EXERCISE DESCRIPTION ->
Each line that follows is to be retyped exactly.

Items from a figure collection
+-------+

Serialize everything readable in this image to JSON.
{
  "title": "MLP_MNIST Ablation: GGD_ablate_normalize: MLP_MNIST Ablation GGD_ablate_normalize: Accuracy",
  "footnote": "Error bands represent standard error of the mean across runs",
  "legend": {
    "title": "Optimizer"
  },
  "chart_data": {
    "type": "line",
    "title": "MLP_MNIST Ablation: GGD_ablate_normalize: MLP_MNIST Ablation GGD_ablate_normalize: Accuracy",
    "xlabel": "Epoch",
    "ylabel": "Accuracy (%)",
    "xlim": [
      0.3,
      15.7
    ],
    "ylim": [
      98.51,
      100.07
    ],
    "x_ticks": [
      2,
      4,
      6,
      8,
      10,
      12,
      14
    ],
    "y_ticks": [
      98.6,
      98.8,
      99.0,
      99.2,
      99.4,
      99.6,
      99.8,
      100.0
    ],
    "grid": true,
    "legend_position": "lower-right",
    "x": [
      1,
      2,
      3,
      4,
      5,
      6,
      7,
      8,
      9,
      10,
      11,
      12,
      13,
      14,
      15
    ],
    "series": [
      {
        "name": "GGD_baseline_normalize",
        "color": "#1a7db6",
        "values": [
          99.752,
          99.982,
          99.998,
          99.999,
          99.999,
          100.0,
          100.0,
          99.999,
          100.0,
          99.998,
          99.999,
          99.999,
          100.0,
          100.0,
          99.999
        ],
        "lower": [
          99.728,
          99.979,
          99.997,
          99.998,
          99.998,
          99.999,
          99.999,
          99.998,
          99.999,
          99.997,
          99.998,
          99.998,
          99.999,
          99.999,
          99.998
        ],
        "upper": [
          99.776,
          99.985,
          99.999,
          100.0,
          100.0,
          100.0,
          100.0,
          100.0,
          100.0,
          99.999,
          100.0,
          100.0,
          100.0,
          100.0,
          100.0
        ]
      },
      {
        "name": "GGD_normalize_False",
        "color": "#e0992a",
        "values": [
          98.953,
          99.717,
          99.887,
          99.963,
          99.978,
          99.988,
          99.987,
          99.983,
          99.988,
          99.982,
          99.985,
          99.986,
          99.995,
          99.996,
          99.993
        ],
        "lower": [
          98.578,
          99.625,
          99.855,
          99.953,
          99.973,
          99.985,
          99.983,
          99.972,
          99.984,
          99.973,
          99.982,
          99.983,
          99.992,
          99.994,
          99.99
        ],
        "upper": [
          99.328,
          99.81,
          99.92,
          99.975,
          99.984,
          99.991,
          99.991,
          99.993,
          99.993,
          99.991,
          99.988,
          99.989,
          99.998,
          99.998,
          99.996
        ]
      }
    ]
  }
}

+-------+

SOLUTION FOR THIS TASK ->
Serialize everything readable in this image to JSON.
{
  "title": "MLP_MNIST Ablation: GGD_ablate_normalize: MLP_MNIST Ablation GGD_ablate_normalize: Accuracy",
  "footnote": "Error bands represent standard error of the mean across runs",
  "legend": {
    "title": "Optimizer"
  },
  "chart_data": {
    "type": "line",
    "title": "MLP_MNIST Ablation: GGD_ablate_normalize: MLP_MNIST Ablation GGD_ablate_normalize: Accuracy",
    "xlabel": "Epoch",
    "ylabel": "Accuracy (%)",
    "xlim": [
      0.3,
      15.7
    ],
    "ylim": [
      98.51,
      100.07
    ],
    "x_ticks": [
      2,
      4,
      6,
      8,
      10,
      12,
      14
    ],
    "y_ticks": [
      98.6,
      98.8,
      99.0,
      99.2,
      99.4,
      99.6,
      99.8,
      100.0
    ],
    "grid": true,
    "legend_position": "lower-right",
    "x": [
      1,
      2,
      3,
      4,
      5,
      6,
      7,
      8,
      9,
      10,
      11,
      12,
      13,
      14,
      15
    ],
    "series": [
      {
        "name": "GGD_baseline_normalize",
        "color": "#1a7db6",
        "values": [
          99.752,
          99.982,
          99.998,
          99.999,
          99.999,
          100.0,
          100.0,
          99.999,
          100.0,
          99.998,
          99.999,
          99.999,
          100.0,
          100.0,
          99.999
        ],
        "lower": [
          99.728,
          99.979,
          99.997,
          99.998,
          99.998,
          99.999,
          99.999,
          99.998,
          99.999,
          99.997,
          99.998,
          99.998,
          99.999,
          99.999,
          99.998
        ],
        "upper": [
          99.776,
          99.985,
          99.999,
          100.0,
          100.0,
          100.0,
          100.0,
          100.0,
          100.0,
          99.999,
          100.0,
          100.0,
          100.0,
          100.0,
          100.0
        ]
      },
      {
        "name": "GGD_normalize_False",
        "color": "#e0992a",
        "values": [
          98.953,
          99.717,
          99.887,
          99.963,
          99.978,
          99.988,
          99.987,
          99.983,
          99.988,
          99.982,
          99.985,
          99.986,
          99.995,
          99.996,
          99.993
        ],
        "lower": [
          98.578,
          99.625,
          99.855,
          99.953,
          99.973,
          99.985,
          99.983,
          99.972,
          99.984,
          99.973,
          99.982,
          99.983,
          99.992,
          99.994,
          99.99
        ],
        "upper": [
          99.328,
          99.81,
          99.92,
          99.975,
          99.984,
          99.991,
          99.991,
          99.993,
          99.993,
          99.991,
          99.988,
          99.989,
          99.998,
          99.998,
          99.996
        ]
      }
    ]
  }
}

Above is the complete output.